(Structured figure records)
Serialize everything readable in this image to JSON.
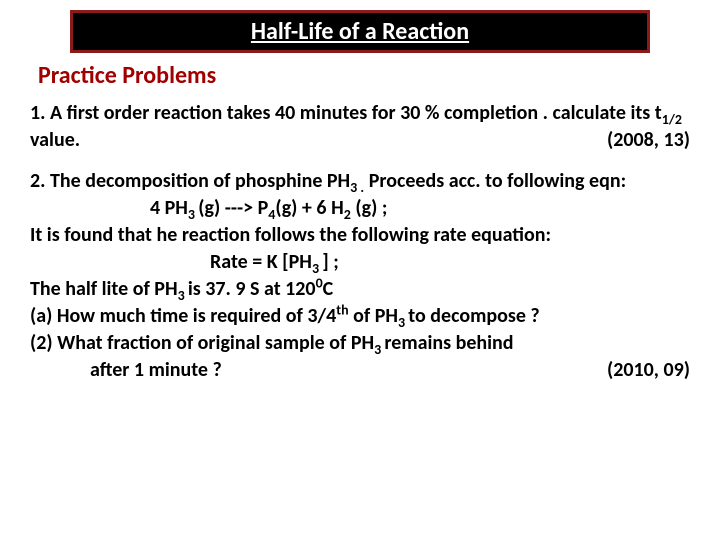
{
  "title": "Half-Life of a Reaction",
  "subtitle": "Practice Problems",
  "p1": {
    "num": "1.",
    "text_a": " A first order reaction  takes 40 minutes for 30 % completion . calculate its t",
    "sub1": "1/2",
    "text_b": " value.",
    "year": "(2008, 13)"
  },
  "p2": {
    "num": "2.",
    "text_a": " The decomposition of phosphine  PH",
    "sub_3a": "3 .",
    "text_b": " Proceeds acc. to following eqn:",
    "eqn_a": "4 PH",
    "eqn_b": "(g)   ---> P",
    "eqn_c": "(g)  + 6 H",
    "eqn_d": "  (g)   ;",
    "s3": "3 ",
    "s4": "4",
    "s2": "2",
    "line_c": " It is found that he reaction follows the following rate equation:",
    "rate_a": "Rate  = K [PH",
    "rate_b": "]  ;",
    "hl_a": "The half lite of  PH",
    "hl_b": "  is  37. 9  S at  120",
    "hl_c": "C",
    "deg": "0",
    "qa_a": "(a) How much time is required of  3/4",
    "qa_b": "  of PH",
    "qa_c": " to decompose  ?",
    "th": "th",
    "qb_a": "(2) What fraction of original sample of  PH",
    "qb_b": " remains behind",
    "qb_c": "after 1 minute ?",
    "year": "(2010, 09)"
  }
}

**Direction**. Copy all lines from the data that hold the word "following".

**Result for this task**.
    "text_b": " Proceeds acc. to following eqn:",
    "line_c": " It is found that he reaction follows the following rate equation:",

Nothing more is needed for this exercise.